- How to complete this task:
If you see a picture in the data below, omit it and copy the rest exactly.

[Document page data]
=======

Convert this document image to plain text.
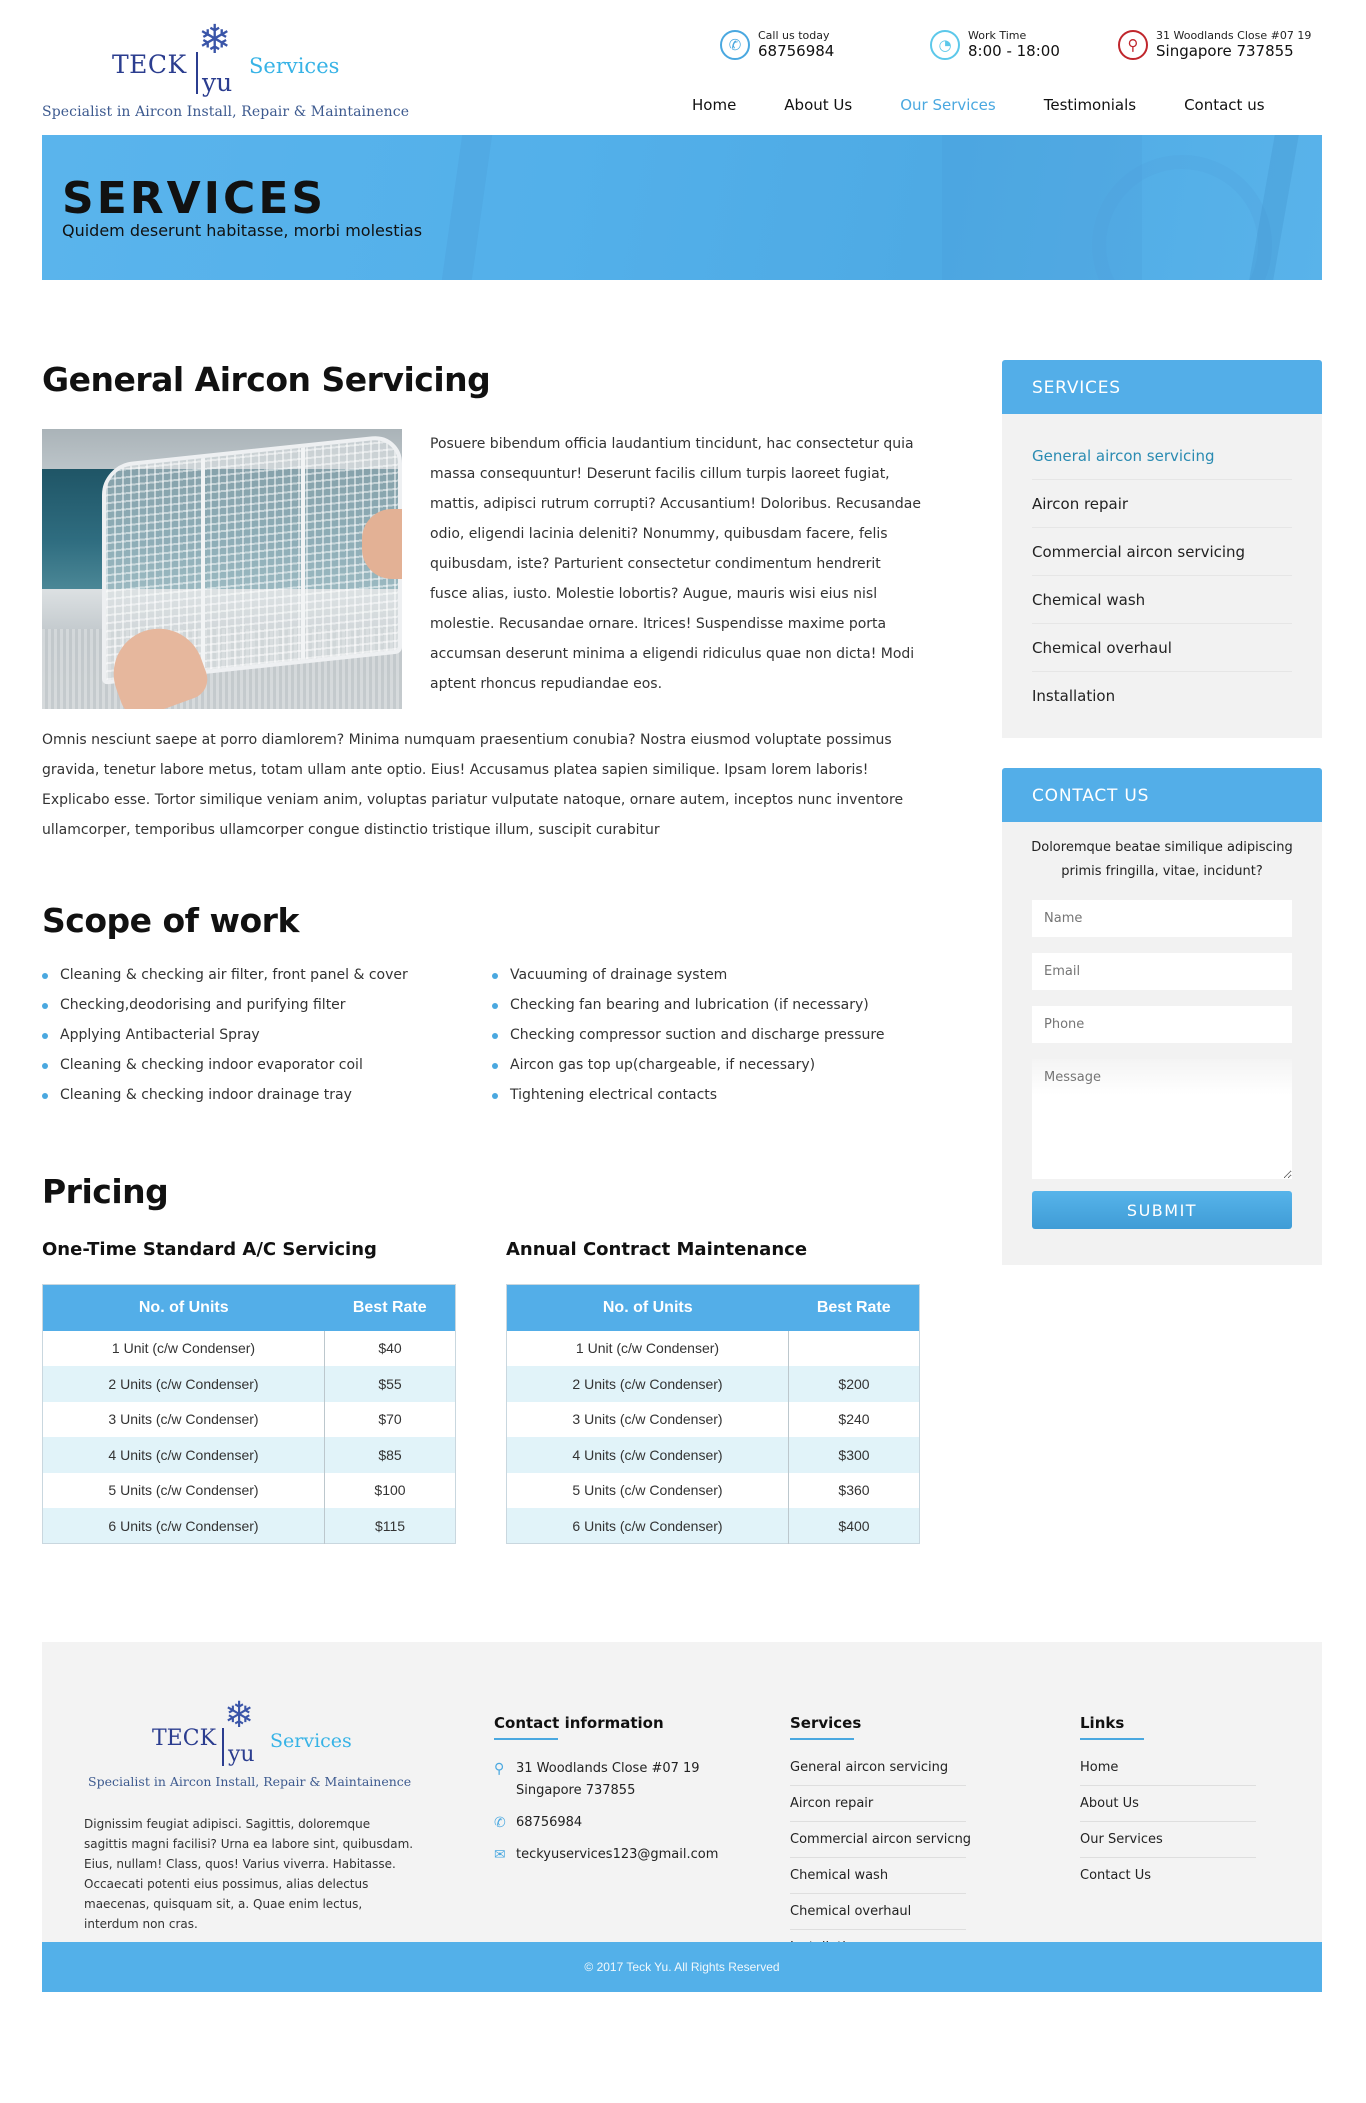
❄
TECK
yu
Services
Specialist in Aircon Install, Repair & Maintainence
✆
Call us today
68756984	◔
Work Time
8:00 - 18:00	⚲
31 Woodlands Close #07 19
Singapore 737855
Home	About Us	Our Services	Testimonials	Contact us
SERVICES
Quidem deserunt habitasse, morbi molestias
General Aircon Servicing

Posuere bibendum officia laudantium tincidunt, hac consectetur quia massa consequuntur! Deserunt facilis cillum turpis laoreet fugiat, mattis, adipisci rutrum corrupti? Accusantium! Doloribus. Recusandae odio, eligendi lacinia deleniti? Nonummy, quibusdam facere, felis quibusdam, iste? Parturient consectetur condimentum hendrerit fusce alias, iusto. Molestie lobortis? Augue, mauris wisi eius nisl molestie. Recusandae ornare. Itrices! Suspendisse maxime porta accumsan deserunt minima a eligendi ridiculus quae non dicta! Modi aptent rhoncus repudiandae eos.

Omnis nesciunt saepe at porro diamlorem? Minima numquam praesentium conubia? Nostra eiusmod voluptate possimus gravida, tenetur labore metus, totam ullam ante optio. Eius! Accusamus platea sapien similique. Ipsam lorem laboris! Explicabo esse. Tortor similique veniam anim, voluptas pariatur vulputate natoque, ornare autem, inceptos nunc inventore ullamcorper, temporibus ullamcorper congue distinctio tristique illum, suscipit curabitur

Scope of work
Cleaning & checking air filter, front panel & cover
Checking,deodorising and purifying filter
Applying Antibacterial Spray
Cleaning & checking indoor evaporator coil
Cleaning & checking indoor drainage tray
Vacuuming of drainage system
Checking fan bearing and lubrication (if necessary)
Checking compressor suction and discharge pressure
Aircon gas top up(chargeable, if necessary)
Tightening electrical contacts
Pricing
One-Time Standard A/C Servicing
No. of Units	Best Rate
1 Unit (c/w Condenser)	$40
2 Units (c/w Condenser)	$55
3 Units (c/w Condenser)	$70
4 Units (c/w Condenser)	$85
5 Units (c/w Condenser)	$100
6 Units (c/w Condenser)	$115
Annual Contract Maintenance
No. of Units	Best Rate
1 Unit (c/w Condenser)	
2 Units (c/w Condenser)	$200
3 Units (c/w Condenser)	$240
4 Units (c/w Condenser)	$300
5 Units (c/w Condenser)	$360
6 Units (c/w Condenser)	$400
SERVICES
General aircon servicing
Aircon repair
Commercial aircon servicing
Chemical wash
Chemical overhaul
Installation
CONTACT US

Doloremque beatae similique adipiscing primis fringilla, vitae, incidunt?

Name
Email
Phone
Message
SUBMIT
❄
TECK
yu
Services
Specialist in Aircon Install, Repair & Maintainence

Dignissim feugiat adipisci. Sagittis, doloremque sagittis magni facilisi? Urna ea labore sint, quibusdam. Eius, nullam! Class, quos! Varius viverra. Habitasse. Occaecati potenti eius possimus, alias delectus maecenas, quisquam sit, a. Quae enim lectus, interdum non cras.

Contact information
⚲ 31 Woodlands Close #07 19
Singapore 737855
✆ 68756984
✉ teckyuservices123@gmail.com
Services
General aircon servicing
Aircon repair
Commercial aircon servicng
Chemical wash
Chemical overhaul
Links
Home
About Us
Our Services
Contact Us
© 2017 Teck Yu. All Rights Reserved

=======

- Written solution:
Convert this document image to plain text.
❄
TECK
yu
Services
Specialist in Aircon Install, Repair & Maintainence
✆
Call us today
68756984	◔
Work Time
8:00 - 18:00	⚲
31 Woodlands Close #07 19
Singapore 737855
Home	About Us	Our Services	Testimonials	Contact us
SERVICES
Quidem deserunt habitasse, morbi molestias
General Aircon Servicing

Posuere bibendum officia laudantium tincidunt, hac consectetur quia massa consequuntur! Deserunt facilis cillum turpis laoreet fugiat, mattis, adipisci rutrum corrupti? Accusantium! Doloribus. Recusandae odio, eligendi lacinia deleniti? Nonummy, quibusdam facere, felis quibusdam, iste? Parturient consectetur condimentum hendrerit fusce alias, iusto. Molestie lobortis? Augue, mauris wisi eius nisl molestie. Recusandae ornare. Itrices! Suspendisse maxime porta accumsan deserunt minima a eligendi ridiculus quae non dicta! Modi aptent rhoncus repudiandae eos.

Omnis nesciunt saepe at porro diamlorem? Minima numquam praesentium conubia? Nostra eiusmod voluptate possimus gravida, tenetur labore metus, totam ullam ante optio. Eius! Accusamus platea sapien similique. Ipsam lorem laboris! Explicabo esse. Tortor similique veniam anim, voluptas pariatur vulputate natoque, ornare autem, inceptos nunc inventore ullamcorper, temporibus ullamcorper congue distinctio tristique illum, suscipit curabitur

Scope of work
Cleaning & checking air filter, front panel & cover
Checking,deodorising and purifying filter
Applying Antibacterial Spray
Cleaning & checking indoor evaporator coil
Cleaning & checking indoor drainage tray
Vacuuming of drainage system
Checking fan bearing and lubrication (if necessary)
Checking compressor suction and discharge pressure
Aircon gas top up(chargeable, if necessary)
Tightening electrical contacts
Pricing
One-Time Standard A/C Servicing
No. of Units	Best Rate
1 Unit (c/w Condenser)	$40
2 Units (c/w Condenser)	$55
3 Units (c/w Condenser)	$70
4 Units (c/w Condenser)	$85
5 Units (c/w Condenser)	$100
6 Units (c/w Condenser)	$115
Annual Contract Maintenance
No. of Units	Best Rate
1 Unit (c/w Condenser)	
2 Units (c/w Condenser)	$200
3 Units (c/w Condenser)	$240
4 Units (c/w Condenser)	$300
5 Units (c/w Condenser)	$360
6 Units (c/w Condenser)	$400
SERVICES
General aircon servicing
Aircon repair
Commercial aircon servicing
Chemical wash
Chemical overhaul
Installation
CONTACT US

Doloremque beatae similique adipiscing primis fringilla, vitae, incidunt?

Name
Email
Phone
Message
SUBMIT
❄
TECK
yu
Services
Specialist in Aircon Install, Repair & Maintainence

Dignissim feugiat adipisci. Sagittis, doloremque sagittis magni facilisi? Urna ea labore sint, quibusdam. Eius, nullam! Class, quos! Varius viverra. Habitasse. Occaecati potenti eius possimus, alias delectus maecenas, quisquam sit, a. Quae enim lectus, interdum non cras.

Contact information
⚲ 31 Woodlands Close #07 19
Singapore 737855
✆ 68756984
✉ teckyuservices123@gmail.com
Services
General aircon servicing
Aircon repair
Commercial aircon servicng
Chemical wash
Chemical overhaul
Links
Home
About Us
Our Services
Contact Us
© 2017 Teck Yu. All Rights Reserved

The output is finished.